───── Data lines ─────

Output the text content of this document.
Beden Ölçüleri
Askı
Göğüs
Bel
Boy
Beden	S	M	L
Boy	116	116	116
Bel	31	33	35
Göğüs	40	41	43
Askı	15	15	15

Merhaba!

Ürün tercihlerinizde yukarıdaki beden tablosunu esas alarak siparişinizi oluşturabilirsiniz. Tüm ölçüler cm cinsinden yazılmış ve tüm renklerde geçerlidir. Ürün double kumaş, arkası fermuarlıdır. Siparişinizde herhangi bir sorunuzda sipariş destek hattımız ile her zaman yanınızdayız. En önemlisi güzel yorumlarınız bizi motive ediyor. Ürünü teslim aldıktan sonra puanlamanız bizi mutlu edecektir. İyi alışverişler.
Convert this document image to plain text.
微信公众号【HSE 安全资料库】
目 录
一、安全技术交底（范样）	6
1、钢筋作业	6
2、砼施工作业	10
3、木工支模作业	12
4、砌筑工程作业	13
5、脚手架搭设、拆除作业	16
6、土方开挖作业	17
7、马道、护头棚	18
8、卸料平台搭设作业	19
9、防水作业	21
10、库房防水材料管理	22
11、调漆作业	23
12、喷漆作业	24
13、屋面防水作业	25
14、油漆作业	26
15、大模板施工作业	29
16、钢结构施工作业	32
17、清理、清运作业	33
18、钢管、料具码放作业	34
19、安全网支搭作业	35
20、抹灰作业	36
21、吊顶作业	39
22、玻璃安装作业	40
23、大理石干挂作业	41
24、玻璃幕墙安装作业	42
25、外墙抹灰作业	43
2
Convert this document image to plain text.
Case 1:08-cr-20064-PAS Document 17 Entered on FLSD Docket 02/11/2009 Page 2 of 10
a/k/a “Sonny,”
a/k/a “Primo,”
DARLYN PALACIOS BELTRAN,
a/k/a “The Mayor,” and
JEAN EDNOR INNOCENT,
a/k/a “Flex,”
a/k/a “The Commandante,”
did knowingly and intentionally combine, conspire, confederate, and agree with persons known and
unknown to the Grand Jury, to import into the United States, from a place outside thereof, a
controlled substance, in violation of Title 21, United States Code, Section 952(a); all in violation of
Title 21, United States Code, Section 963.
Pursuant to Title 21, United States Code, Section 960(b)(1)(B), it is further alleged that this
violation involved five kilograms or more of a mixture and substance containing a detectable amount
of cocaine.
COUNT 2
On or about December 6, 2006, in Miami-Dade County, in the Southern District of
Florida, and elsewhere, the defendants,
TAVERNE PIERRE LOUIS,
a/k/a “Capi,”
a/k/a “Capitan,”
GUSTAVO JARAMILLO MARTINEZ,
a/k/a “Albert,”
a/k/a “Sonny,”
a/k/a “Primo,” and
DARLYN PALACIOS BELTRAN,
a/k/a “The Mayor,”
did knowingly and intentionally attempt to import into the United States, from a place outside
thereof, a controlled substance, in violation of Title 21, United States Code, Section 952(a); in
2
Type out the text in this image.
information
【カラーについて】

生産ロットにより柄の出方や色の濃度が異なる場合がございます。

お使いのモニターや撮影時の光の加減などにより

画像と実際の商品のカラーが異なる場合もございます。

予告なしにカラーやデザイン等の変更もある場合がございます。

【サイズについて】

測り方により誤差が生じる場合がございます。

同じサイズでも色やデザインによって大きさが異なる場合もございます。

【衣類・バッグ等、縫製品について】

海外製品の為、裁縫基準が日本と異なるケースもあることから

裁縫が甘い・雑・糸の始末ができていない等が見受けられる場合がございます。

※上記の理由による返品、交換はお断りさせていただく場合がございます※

─────

Emit the full listing verbatim.

Output the text content of this document.
Beden Ölçüleri
Askı
Göğüs
Bel
Boy
Beden	S	M	L
Boy	116	116	116
Bel	31	33	35
Göğüs	40	41	43
Askı	15	15	15

Merhaba!

Ürün tercihlerinizde yukarıdaki beden tablosunu esas alarak siparişinizi oluşturabilirsiniz. Tüm ölçüler cm cinsinden yazılmış ve tüm renklerde geçerlidir. Ürün double kumaş, arkası fermuarlıdır. Siparişinizde herhangi bir sorunuzda sipariş destek hattımız ile her zaman yanınızdayız. En önemlisi güzel yorumlarınız bizi motive ediyor. Ürünü teslim aldıktan sonra puanlamanız bizi mutlu edecektir. İyi alışverişler.
Convert this document image to plain text.
微信公众号【HSE 安全资料库】
目 录
一、安全技术交底（范样）	6
1、钢筋作业	6
2、砼施工作业	10
3、木工支模作业	12
4、砌筑工程作业	13
5、脚手架搭设、拆除作业	16
6、土方开挖作业	17
7、马道、护头棚	18
8、卸料平台搭设作业	19
9、防水作业	21
10、库房防水材料管理	22
11、调漆作业	23
12、喷漆作业	24
13、屋面防水作业	25
14、油漆作业	26
15、大模板施工作业	29
16、钢结构施工作业	32
17、清理、清运作业	33
18、钢管、料具码放作业	34
19、安全网支搭作业	35
20、抹灰作业	36
21、吊顶作业	39
22、玻璃安装作业	40
23、大理石干挂作业	41
24、玻璃幕墙安装作业	42
25、外墙抹灰作业	43
2
Convert this document image to plain text.
Case 1:08-cr-20064-PAS Document 17 Entered on FLSD Docket 02/11/2009 Page 2 of 10
a/k/a “Sonny,”
a/k/a “Primo,”
DARLYN PALACIOS BELTRAN,
a/k/a “The Mayor,” and
JEAN EDNOR INNOCENT,
a/k/a “Flex,”
a/k/a “The Commandante,”
did knowingly and intentionally combine, conspire, confederate, and agree with persons known and
unknown to the Grand Jury, to import into the United States, from a place outside thereof, a
controlled substance, in violation of Title 21, United States Code, Section 952(a); all in violation of
Title 21, United States Code, Section 963.
Pursuant to Title 21, United States Code, Section 960(b)(1)(B), it is further alleged that this
violation involved five kilograms or more of a mixture and substance containing a detectable amount
of cocaine.
COUNT 2
On or about December 6, 2006, in Miami-Dade County, in the Southern District of
Florida, and elsewhere, the defendants,
TAVERNE PIERRE LOUIS,
a/k/a “Capi,”
a/k/a “Capitan,”
GUSTAVO JARAMILLO MARTINEZ,
a/k/a “Albert,”
a/k/a “Sonny,”
a/k/a “Primo,” and
DARLYN PALACIOS BELTRAN,
a/k/a “The Mayor,”
did knowingly and intentionally attempt to import into the United States, from a place outside
thereof, a controlled substance, in violation of Title 21, United States Code, Section 952(a); in
2
Type out the text in this image.
information
【カラーについて】

生産ロットにより柄の出方や色の濃度が異なる場合がございます。

お使いのモニターや撮影時の光の加減などにより

画像と実際の商品のカラーが異なる場合もございます。

予告なしにカラーやデザイン等の変更もある場合がございます。

【サイズについて】

測り方により誤差が生じる場合がございます。

同じサイズでも色やデザインによって大きさが異なる場合もございます。

【衣類・バッグ等、縫製品について】

海外製品の為、裁縫基準が日本と異なるケースもあることから

裁縫が甘い・雑・糸の始末ができていない等が見受けられる場合がございます。

※上記の理由による返品、交換はお断りさせていただく場合がございます※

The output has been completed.